▸ **WORK INSTRUCTIONS**
Make an exact copy of all the entries, with the pictures left out.

▸ **INPUT FOR THIS TASK**
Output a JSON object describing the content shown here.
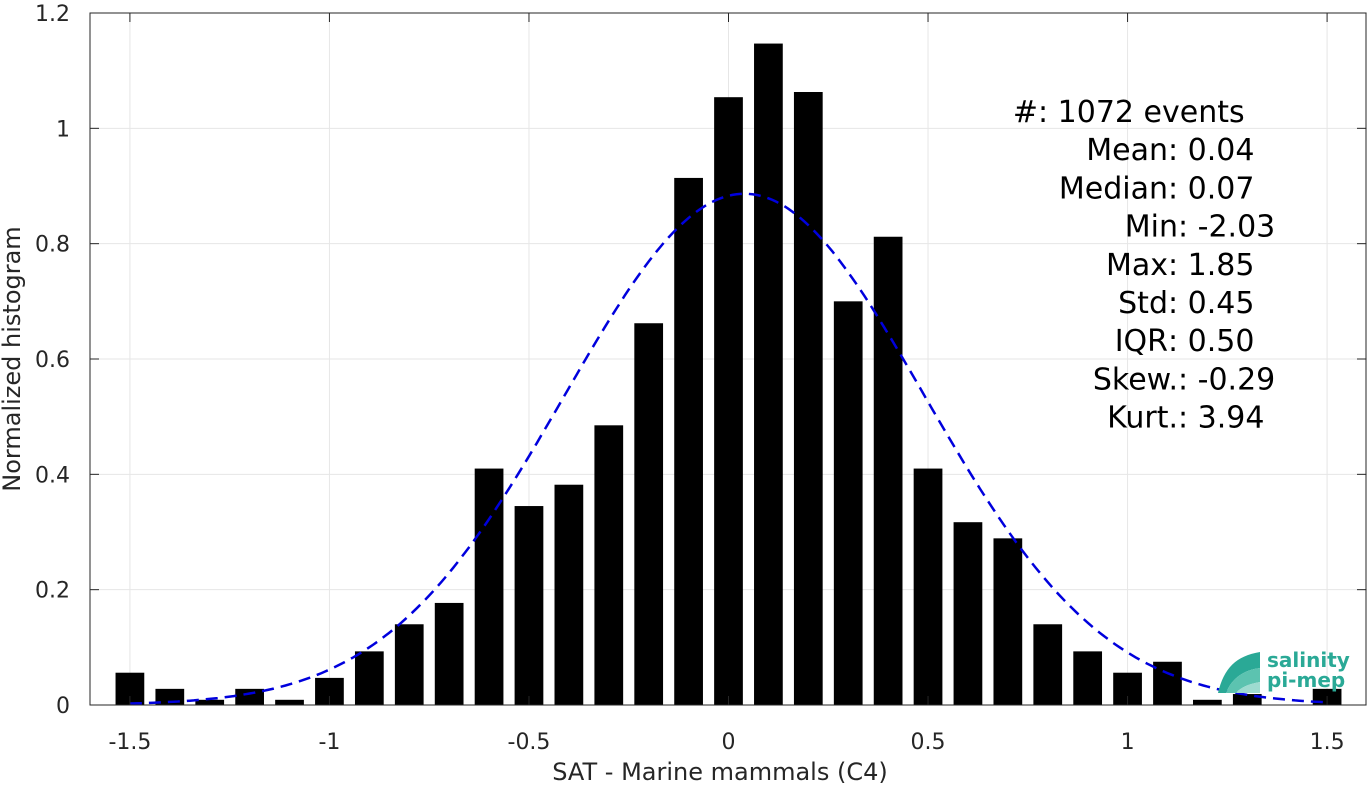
{
  "chart_data": {
    "type": "bar",
    "xlabel": "SAT - Marine mammals (C4)",
    "ylabel": "Normalized histogram",
    "xlim": [
      -1.6,
      1.6
    ],
    "ylim": [
      0,
      1.2
    ],
    "xticks": [
      "-1.5",
      "-1",
      "-0.5",
      "0",
      "0.5",
      "1",
      "1.5"
    ],
    "yticks": [
      "0",
      "0.2",
      "0.4",
      "0.6",
      "0.8",
      "1",
      "1.2"
    ],
    "grid": true,
    "bin_width": 0.1,
    "x": [
      -1.5,
      -1.4,
      -1.3,
      -1.2,
      -1.1,
      -1.0,
      -0.9,
      -0.8,
      -0.7,
      -0.6,
      -0.5,
      -0.4,
      -0.3,
      -0.2,
      -0.1,
      0.0,
      0.1,
      0.2,
      0.3,
      0.4,
      0.5,
      0.6,
      0.7,
      0.8,
      0.9,
      1.0,
      1.1,
      1.2,
      1.3,
      1.4,
      1.5
    ],
    "values": [
      0.056,
      0.028,
      0.009,
      0.028,
      0.009,
      0.047,
      0.093,
      0.14,
      0.177,
      0.41,
      0.345,
      0.382,
      0.485,
      0.662,
      0.914,
      1.054,
      1.147,
      1.063,
      0.7,
      0.812,
      0.41,
      0.317,
      0.289,
      0.14,
      0.093,
      0.056,
      0.075,
      0.009,
      0.019,
      0.0,
      0.028
    ],
    "bar_color": "#000000",
    "fit": {
      "type": "normal",
      "mean": 0.04,
      "std": 0.45,
      "color": "#0000dd",
      "style": "dashed"
    },
    "stats": [
      {
        "label": "#  ",
        "value": ": 1072 events"
      },
      {
        "label": "Mean ",
        "value": ": 0.04"
      },
      {
        "label": "Median ",
        "value": ": 0.07"
      },
      {
        "label": "Min ",
        "value": ": -2.03"
      },
      {
        "label": "Max ",
        "value": ": 1.85"
      },
      {
        "label": "Std ",
        "value": ": 0.45"
      },
      {
        "label": "IQR ",
        "value": ": 0.50"
      },
      {
        "label": "Skew. ",
        "value": ": -0.29"
      },
      {
        "label": "Kurt. ",
        "value": ": 3.94"
      }
    ],
    "logo": {
      "line1": "salinity",
      "line2": "pi-mep",
      "color": "#2aa996"
    }
  }
}
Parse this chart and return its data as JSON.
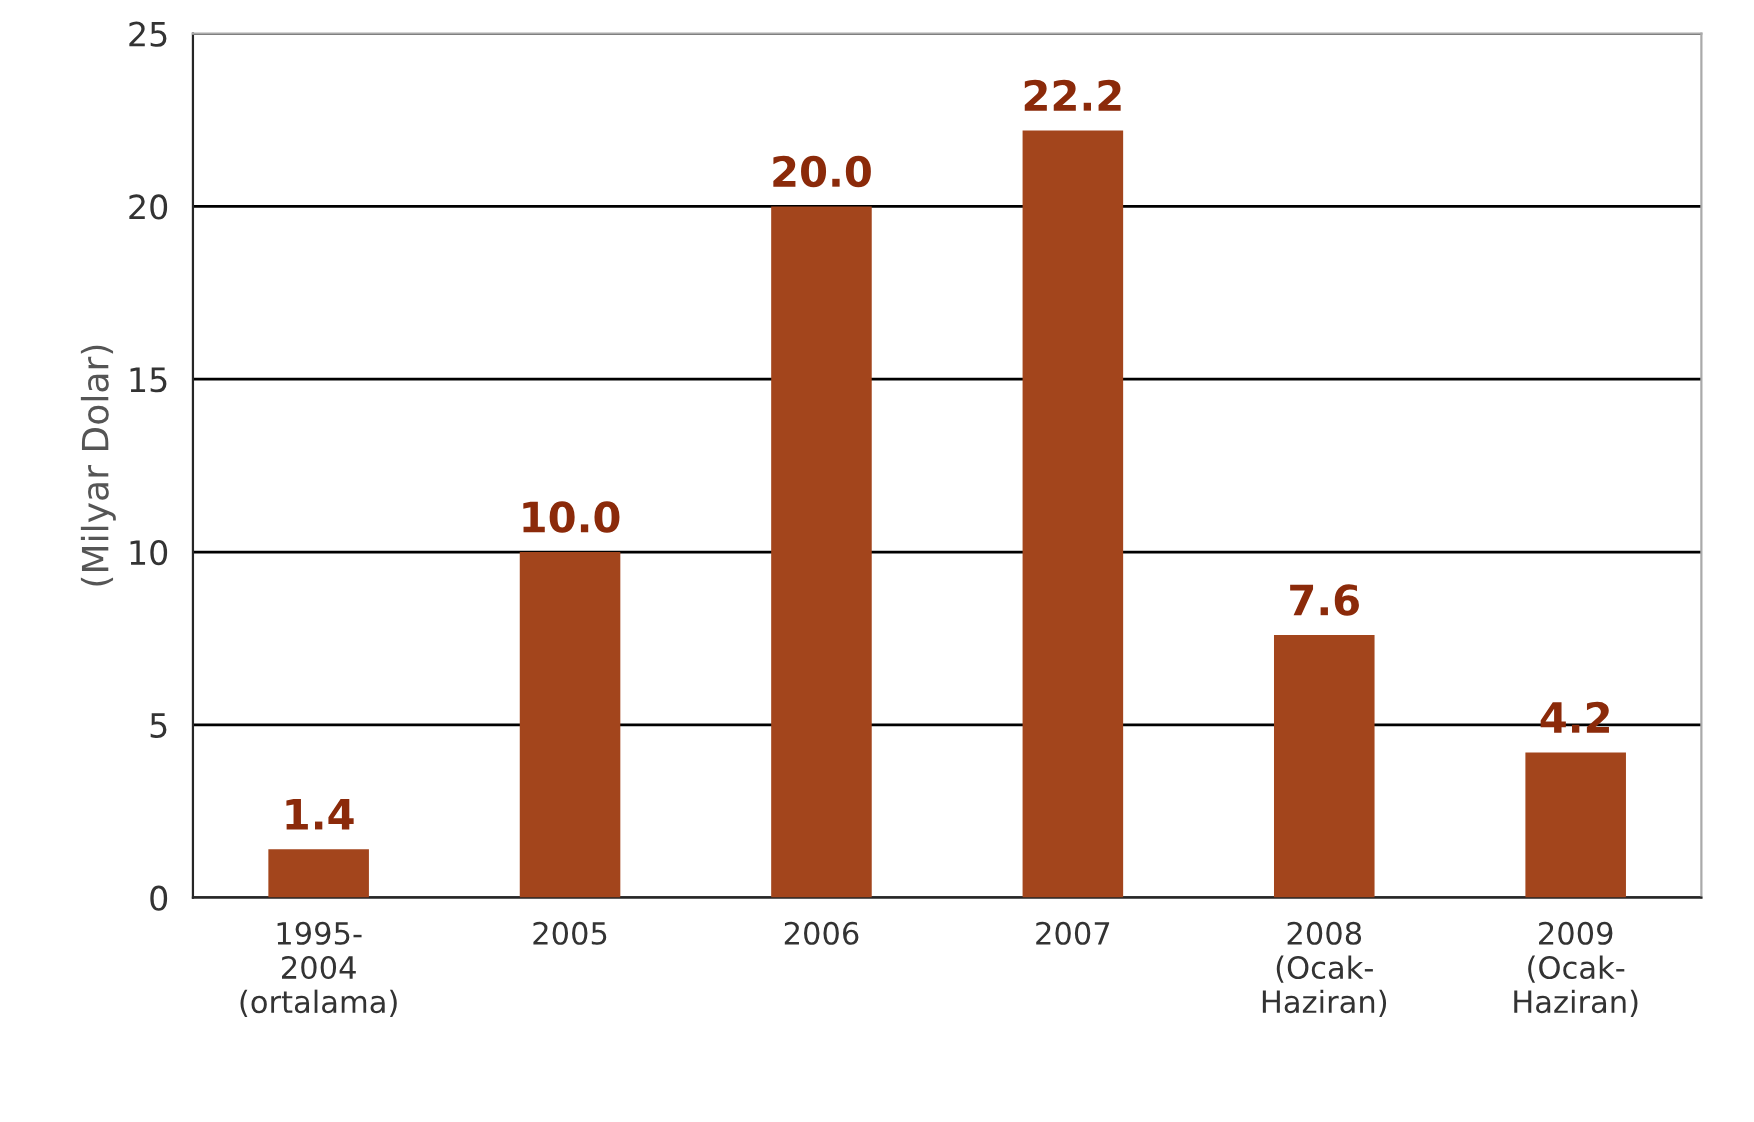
{
  "chart_data": {
    "type": "bar",
    "ylabel": "(Milyar Dolar)",
    "categories": [
      "1995-\n2004\n(ortalama)",
      "2005",
      "2006",
      "2007",
      "2008\n(Ocak-\nHaziran)",
      "2009\n(Ocak-\nHaziran)"
    ],
    "values": [
      1.4,
      10.0,
      20.0,
      22.2,
      7.6,
      4.2
    ],
    "value_labels": [
      "1.4",
      "10.0",
      "20.0",
      "22.2",
      "7.6",
      "4.2"
    ],
    "color": "#a3451c",
    "ylim": [
      0,
      25
    ],
    "yticks": [
      0,
      5,
      10,
      15,
      20,
      25
    ],
    "grid": "y"
  }
}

▸ **OUTPUT FOR THIS TASK**
Output a JSON object describing the content shown here.
{
  "chart_data": {
    "type": "bar",
    "xlabel": "SAT - Marine mammals (C4)",
    "ylabel": "Normalized histogram",
    "xlim": [
      -1.6,
      1.6
    ],
    "ylim": [
      0,
      1.2
    ],
    "xticks": [
      "-1.5",
      "-1",
      "-0.5",
      "0",
      "0.5",
      "1",
      "1.5"
    ],
    "yticks": [
      "0",
      "0.2",
      "0.4",
      "0.6",
      "0.8",
      "1",
      "1.2"
    ],
    "grid": true,
    "bin_width": 0.1,
    "x": [
      -1.5,
      -1.4,
      -1.3,
      -1.2,
      -1.1,
      -1.0,
      -0.9,
      -0.8,
      -0.7,
      -0.6,
      -0.5,
      -0.4,
      -0.3,
      -0.2,
      -0.1,
      0.0,
      0.1,
      0.2,
      0.3,
      0.4,
      0.5,
      0.6,
      0.7,
      0.8,
      0.9,
      1.0,
      1.1,
      1.2,
      1.3,
      1.4,
      1.5
    ],
    "values": [
      0.056,
      0.028,
      0.009,
      0.028,
      0.009,
      0.047,
      0.093,
      0.14,
      0.177,
      0.41,
      0.345,
      0.382,
      0.485,
      0.662,
      0.914,
      1.054,
      1.147,
      1.063,
      0.7,
      0.812,
      0.41,
      0.317,
      0.289,
      0.14,
      0.093,
      0.056,
      0.075,
      0.009,
      0.019,
      0.0,
      0.028
    ],
    "bar_color": "#000000",
    "fit": {
      "type": "normal",
      "mean": 0.04,
      "std": 0.45,
      "color": "#0000dd",
      "style": "dashed"
    },
    "stats": [
      {
        "label": "#  ",
        "value": ": 1072 events"
      },
      {
        "label": "Mean ",
        "value": ": 0.04"
      },
      {
        "label": "Median ",
        "value": ": 0.07"
      },
      {
        "label": "Min ",
        "value": ": -2.03"
      },
      {
        "label": "Max ",
        "value": ": 1.85"
      },
      {
        "label": "Std ",
        "value": ": 0.45"
      },
      {
        "label": "IQR ",
        "value": ": 0.50"
      },
      {
        "label": "Skew. ",
        "value": ": -0.29"
      },
      {
        "label": "Kurt. ",
        "value": ": 3.94"
      }
    ],
    "logo": {
      "line1": "salinity",
      "line2": "pi-mep",
      "color": "#2aa996"
    }
  }
}
Parse this chart and return its data as JSON.
{
  "chart_data": {
    "type": "bar",
    "ylabel": "(Milyar Dolar)",
    "categories": [
      "1995-\n2004\n(ortalama)",
      "2005",
      "2006",
      "2007",
      "2008\n(Ocak-\nHaziran)",
      "2009\n(Ocak-\nHaziran)"
    ],
    "values": [
      1.4,
      10.0,
      20.0,
      22.2,
      7.6,
      4.2
    ],
    "value_labels": [
      "1.4",
      "10.0",
      "20.0",
      "22.2",
      "7.6",
      "4.2"
    ],
    "color": "#a3451c",
    "ylim": [
      0,
      25
    ],
    "yticks": [
      0,
      5,
      10,
      15,
      20,
      25
    ],
    "grid": "y"
  }
}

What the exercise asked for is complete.